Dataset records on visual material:
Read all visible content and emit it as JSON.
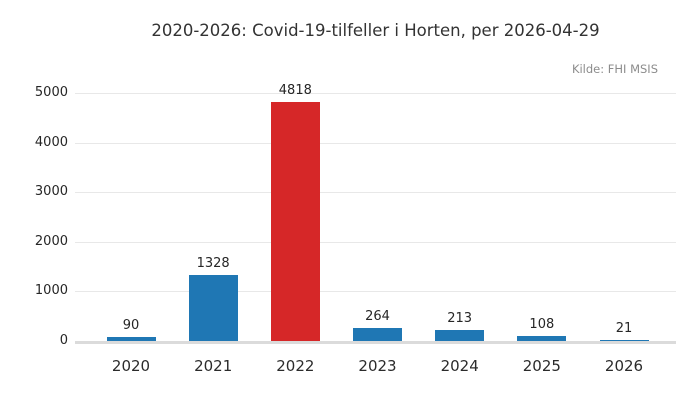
{
  "chart_data": {
    "type": "bar",
    "title": "2020-2026: Covid-19-tilfeller i Horten, per 2026-04-29",
    "source": "Kilde: FHI MSIS",
    "xlabel": "",
    "ylabel": "",
    "categories": [
      "2020",
      "2021",
      "2022",
      "2023",
      "2024",
      "2025",
      "2026"
    ],
    "values": [
      90,
      1328,
      4818,
      264,
      213,
      108,
      21
    ],
    "bar_colors": [
      "#1f77b4",
      "#1f77b4",
      "#d62728",
      "#1f77b4",
      "#1f77b4",
      "#1f77b4",
      "#1f77b4"
    ],
    "ylim": [
      0,
      5000
    ],
    "yticks": [
      0,
      1000,
      2000,
      3000,
      4000,
      5000
    ],
    "grid": "horizontal",
    "legend": "none",
    "colors": {
      "default_bar": "#1f77b4",
      "highlight_bar": "#d62728",
      "gridline": "#e8e8e8",
      "axis_line": "#dbdbdb",
      "title_text": "#333333",
      "tick_text": "#262626",
      "source_text": "#8c8c8c",
      "background": "#ffffff"
    }
  }
}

Written task: Drop the pictures and reproduce the rest of the entries above exactly.

The output:
Read all visible content and emit it as JSON.
{
  "chart_data": {
    "type": "bar",
    "title": "2020-2026: Covid-19-tilfeller i Horten, per 2026-04-29",
    "source": "Kilde: FHI MSIS",
    "xlabel": "",
    "ylabel": "",
    "categories": [
      "2020",
      "2021",
      "2022",
      "2023",
      "2024",
      "2025",
      "2026"
    ],
    "values": [
      90,
      1328,
      4818,
      264,
      213,
      108,
      21
    ],
    "bar_colors": [
      "#1f77b4",
      "#1f77b4",
      "#d62728",
      "#1f77b4",
      "#1f77b4",
      "#1f77b4",
      "#1f77b4"
    ],
    "ylim": [
      0,
      5000
    ],
    "yticks": [
      0,
      1000,
      2000,
      3000,
      4000,
      5000
    ],
    "grid": "horizontal",
    "legend": "none",
    "colors": {
      "default_bar": "#1f77b4",
      "highlight_bar": "#d62728",
      "gridline": "#e8e8e8",
      "axis_line": "#dbdbdb",
      "title_text": "#333333",
      "tick_text": "#262626",
      "source_text": "#8c8c8c",
      "background": "#ffffff"
    }
  }
}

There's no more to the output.